- Challenge -
The records below must be copied in full; omit the images.
━━━ Data shown ━━━
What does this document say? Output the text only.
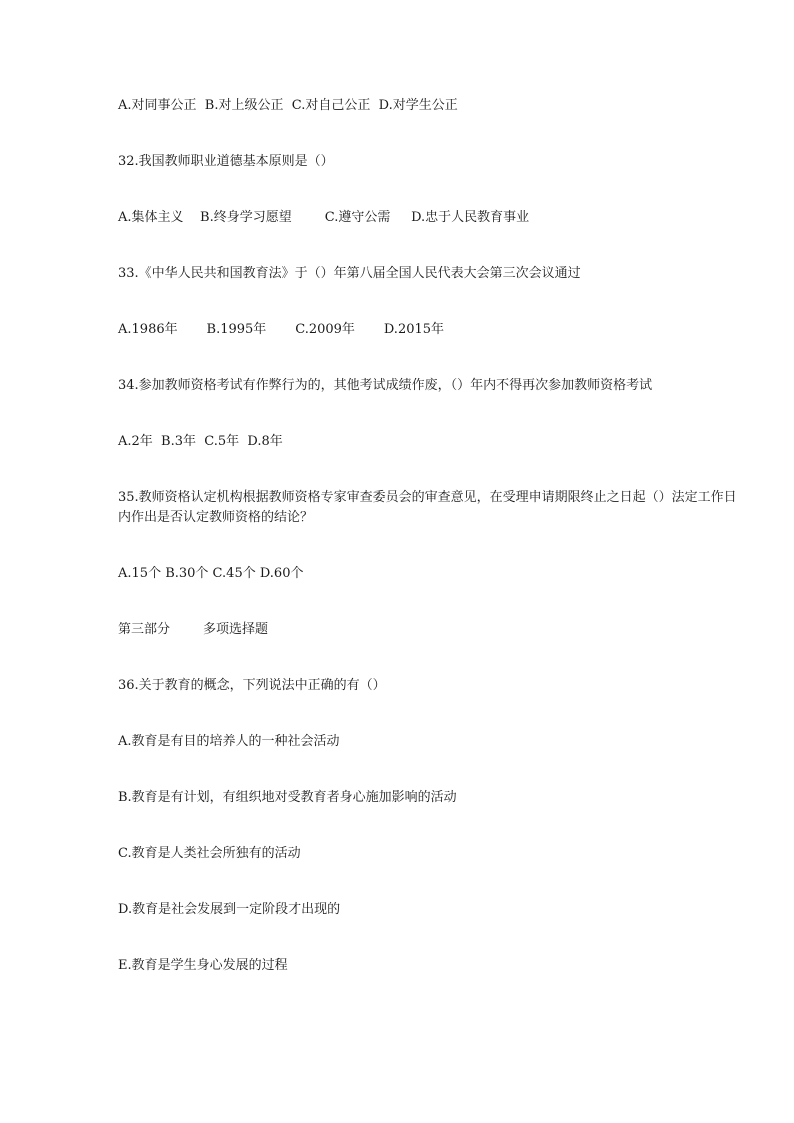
A.对同事公正  B.对上级公正  C.对自己公正  D.对学生公正
32.我国教师职业道德基本原则是（）
A.集体主义    B.终身学习愿望        C.遵守公需     D.忠于人民教育事业
33.《中华人民共和国教育法》于（）年第八届全国人民代表大会第三次会议通过
A.1986年       B.1995年       C.2009年       D.2015年
34.参加教师资格考试有作弊行为的，其他考试成绩作废，（）年内不得再次参加教师资格考试
A.2年  B.3年  C.5年  D.8年
35.教师资格认定机构根据教师资格专家审查委员会的审查意见，在受理申请期限终止之日起（）法定工作日内作出是否认定教师资格的结论？
A.15个 B.30个 C.45个 D.60个
第三部分        多项选择题
36.关于教育的概念，下列说法中正确的有（）
A.教育是有目的培养人的一种社会活动
B.教育是有计划，有组织地对受教育者身心施加影响的活动
C.教育是人类社会所独有的活动
D.教育是社会发展到一定阶段才出现的
E.教育是学生身心发展的过程
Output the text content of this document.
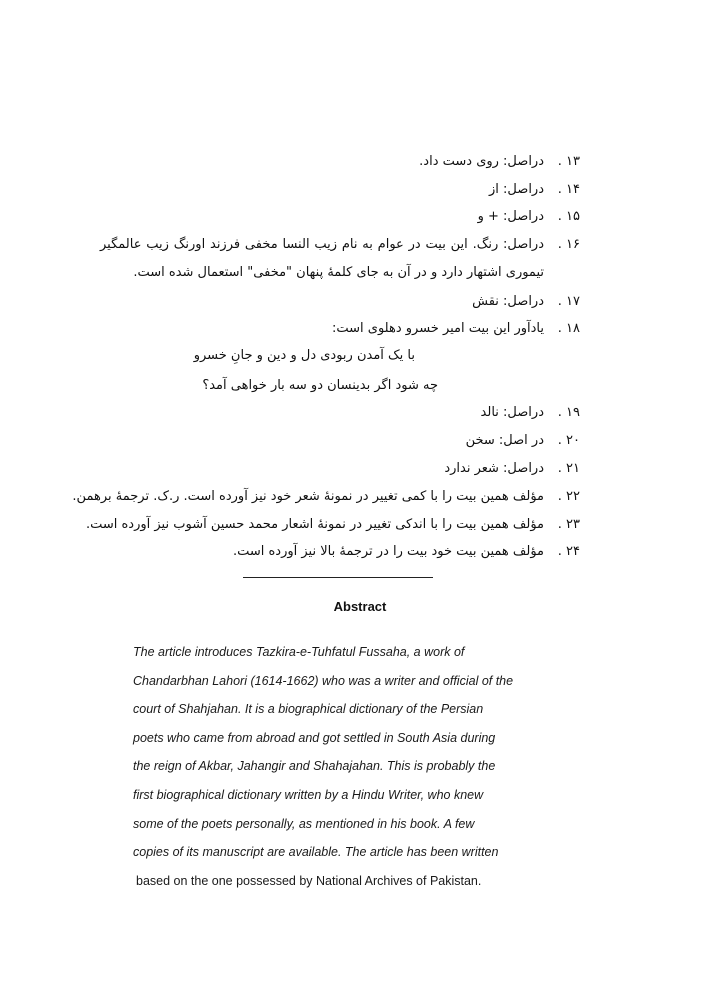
۱۳ .دراصل: روی دست داد.
۱۴ .دراصل: از
۱۵ .دراصل: + و
۱۶ .
دراصل: رنگ. این بیت در عوام به نام زیب النسا مخفی فرزند اورنگ زیب عالمگیر تیموری اشتهار دارد و در آن به جای کلمهٔ پنهان "مخفی" استعمال شده است.
۱۷ .دراصل: نقش
۱۸ .یادآور این بیت امیر خسرو دهلوی است:
با یک آمدن ربودی دل و دین و جانِ خسرو
چه شود اگر بدینسان دو سه بار خواهی آمد؟
۱۹ .دراصل: نالد
۲۰ .در اصل: سخن
۲۱ .دراصل: شعر ندارد
۲۲ .مؤلف همین بیت را با کمی تغییر در نمونهٔ شعر خود نیز آورده است. ر.ک. ترجمهٔ برهمن.
۲۳ .مؤلف همین بیت را با اندکی تغییر در نمونهٔ اشعار محمد حسین آشوب نیز آورده است.
۲۴ .مؤلف همین بیت خود بیت را در ترجمهٔ بالا نیز آورده است.
Abstract
The article introduces Tazkira-e-Tuhfatul Fussaha, a work of
Chandarbhan Lahori (1614-1662) who was a writer and official of the
court of Shahjahan. It is a biographical dictionary of the Persian
poets who came from abroad and got settled in South Asia during
the reign of Akbar, Jahangir and Shahajahan. This is probably the
first biographical dictionary written by a Hindu Writer, who knew
some of the poets personally, as mentioned in his book. A few
copies of its manuscript are available. The article has been written
based on the one possessed by National Archives of Pakistan.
━━━
- Correct output -
What does this document say? Output the text only.
A.对同事公正  B.对上级公正  C.对自己公正  D.对学生公正
32.我国教师职业道德基本原则是（）
A.集体主义    B.终身学习愿望        C.遵守公需     D.忠于人民教育事业
33.《中华人民共和国教育法》于（）年第八届全国人民代表大会第三次会议通过
A.1986年       B.1995年       C.2009年       D.2015年
34.参加教师资格考试有作弊行为的，其他考试成绩作废，（）年内不得再次参加教师资格考试
A.2年  B.3年  C.5年  D.8年
35.教师资格认定机构根据教师资格专家审查委员会的审查意见，在受理申请期限终止之日起（）法定工作日内作出是否认定教师资格的结论？
A.15个 B.30个 C.45个 D.60个
第三部分        多项选择题
36.关于教育的概念，下列说法中正确的有（）
A.教育是有目的培养人的一种社会活动
B.教育是有计划，有组织地对受教育者身心施加影响的活动
C.教育是人类社会所独有的活动
D.教育是社会发展到一定阶段才出现的
E.教育是学生身心发展的过程
Output the text content of this document.
۱۳ .دراصل: روی دست داد.
۱۴ .دراصل: از
۱۵ .دراصل: + و
۱۶ .
دراصل: رنگ. این بیت در عوام به نام زیب النسا مخفی فرزند اورنگ زیب عالمگیر تیموری اشتهار دارد و در آن به جای کلمهٔ پنهان "مخفی" استعمال شده است.
۱۷ .دراصل: نقش
۱۸ .یادآور این بیت امیر خسرو دهلوی است:
با یک آمدن ربودی دل و دین و جانِ خسرو
چه شود اگر بدینسان دو سه بار خواهی آمد؟
۱۹ .دراصل: نالد
۲۰ .در اصل: سخن
۲۱ .دراصل: شعر ندارد
۲۲ .مؤلف همین بیت را با کمی تغییر در نمونهٔ شعر خود نیز آورده است. ر.ک. ترجمهٔ برهمن.
۲۳ .مؤلف همین بیت را با اندکی تغییر در نمونهٔ اشعار محمد حسین آشوب نیز آورده است.
۲۴ .مؤلف همین بیت خود بیت را در ترجمهٔ بالا نیز آورده است.
Abstract
The article introduces Tazkira-e-Tuhfatul Fussaha, a work of
Chandarbhan Lahori (1614-1662) who was a writer and official of the
court of Shahjahan. It is a biographical dictionary of the Persian
poets who came from abroad and got settled in South Asia during
the reign of Akbar, Jahangir and Shahajahan. This is probably the
first biographical dictionary written by a Hindu Writer, who knew
some of the poets personally, as mentioned in his book. A few
copies of its manuscript are available. The article has been written
based on the one possessed by National Archives of Pakistan.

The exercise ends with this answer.